[TASK PROMPT] Return all of the data exactly as written, without the pictures.

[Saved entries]
╔══
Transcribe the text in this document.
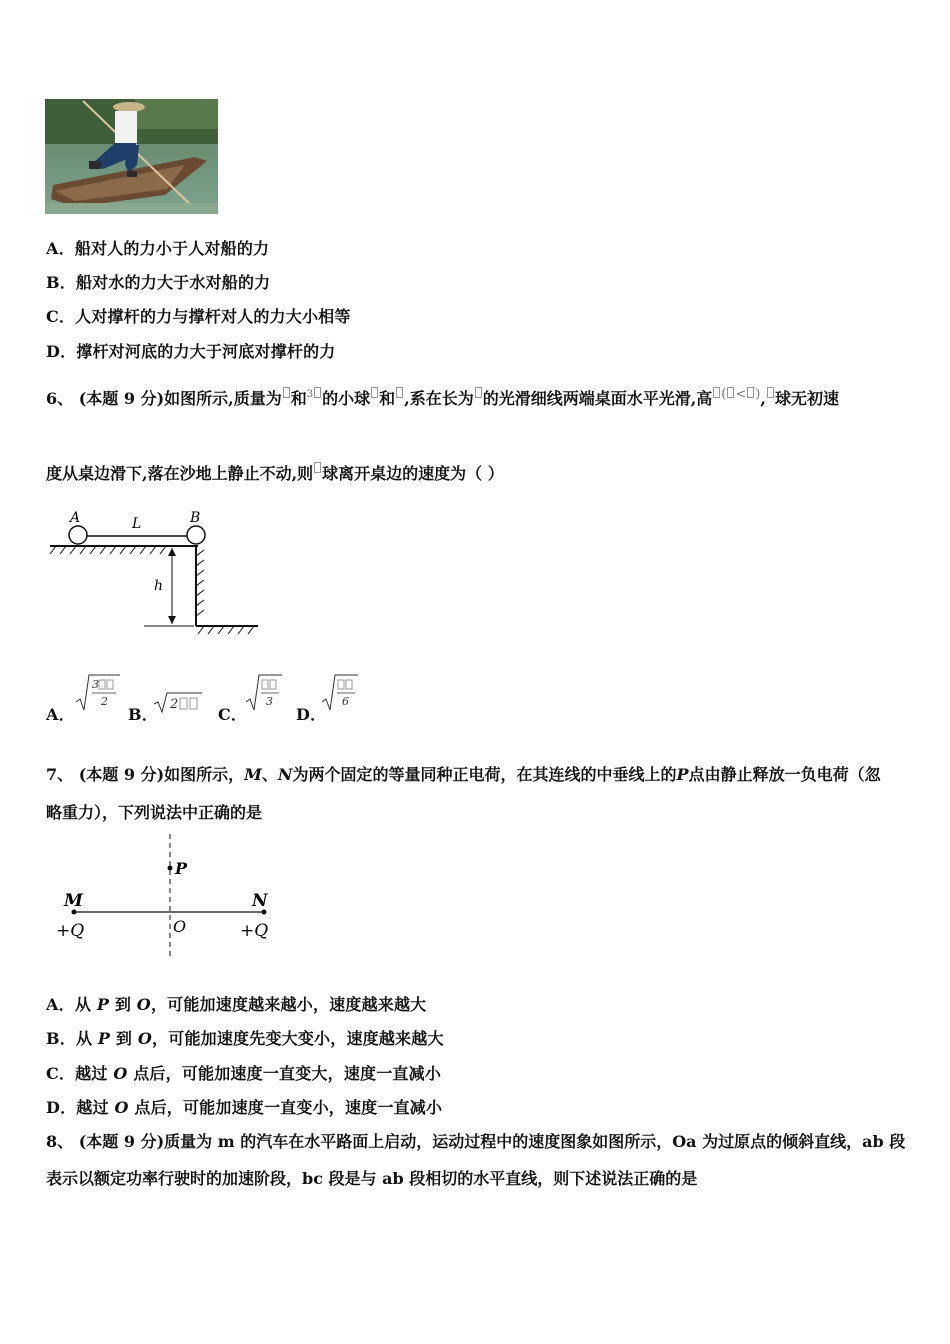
A．船对人的力小于人对船的力
B．船对水的力大于水对船的力
C．人对撑杆的力与撑杆对人的力大小相等
D．撑杆对河底的力大于河底对撑杆的力
6、 (本题 9 分)如图所示,质量为 和$^3$ 的小球 和 ,系在长为 的光滑细线两端桌面水平光滑,高 ( < ), 球无初速
度从桌边滑下,落在沙地上静止不动,则 球离开桌边的速度为（ ）
A	L	B
h
A．
3
2
B．
2
C．
3
D．
6
7、 (本题 9 分)如图所示，M、N为两个固定的等量同种正电荷，在其连线的中垂线上的P点由静止释放一负电荷（忽
略重力），下列说法中正确的是
P
M	N
O
+Q	+Q
A．从 P 到 O，可能加速度越来越小，速度越来越大
B．从 P 到 O，可能加速度先变大变小，速度越来越大
C．越过 O 点后，可能加速度一直变大，速度一直减小
D．越过 O 点后，可能加速度一直变小，速度一直减小
8、 (本题 9 分)质量为 m 的汽车在水平路面上启动，运动过程中的速度图象如图所示，Oa 为过原点的倾斜直线，ab 段
表示以额定功率行驶时的加速阶段，bc 段是与 ab 段相切的水平直线，则下述说法正确的是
╚══
[PROBLEM SOLUTION]
Transcribe the text in this document.
A．船对人的力小于人对船的力
B．船对水的力大于水对船的力
C．人对撑杆的力与撑杆对人的力大小相等
D．撑杆对河底的力大于河底对撑杆的力
6、 (本题 9 分)如图所示,质量为 和$^3$ 的小球 和 ,系在长为 的光滑细线两端桌面水平光滑,高 ( < ), 球无初速
度从桌边滑下,落在沙地上静止不动,则 球离开桌边的速度为（ ）
A	L	B
h
A．
3
2
B．
2
C．
3
D．
6
7、 (本题 9 分)如图所示，M、N为两个固定的等量同种正电荷，在其连线的中垂线上的P点由静止释放一负电荷（忽
略重力），下列说法中正确的是
P
M	N
O
+Q	+Q
A．从 P 到 O，可能加速度越来越小，速度越来越大
B．从 P 到 O，可能加速度先变大变小，速度越来越大
C．越过 O 点后，可能加速度一直变大，速度一直减小
D．越过 O 点后，可能加速度一直变小，速度一直减小
8、 (本题 9 分)质量为 m 的汽车在水平路面上启动，运动过程中的速度图象如图所示，Oa 为过原点的倾斜直线，ab 段
表示以额定功率行驶时的加速阶段，bc 段是与 ab 段相切的水平直线，则下述说法正确的是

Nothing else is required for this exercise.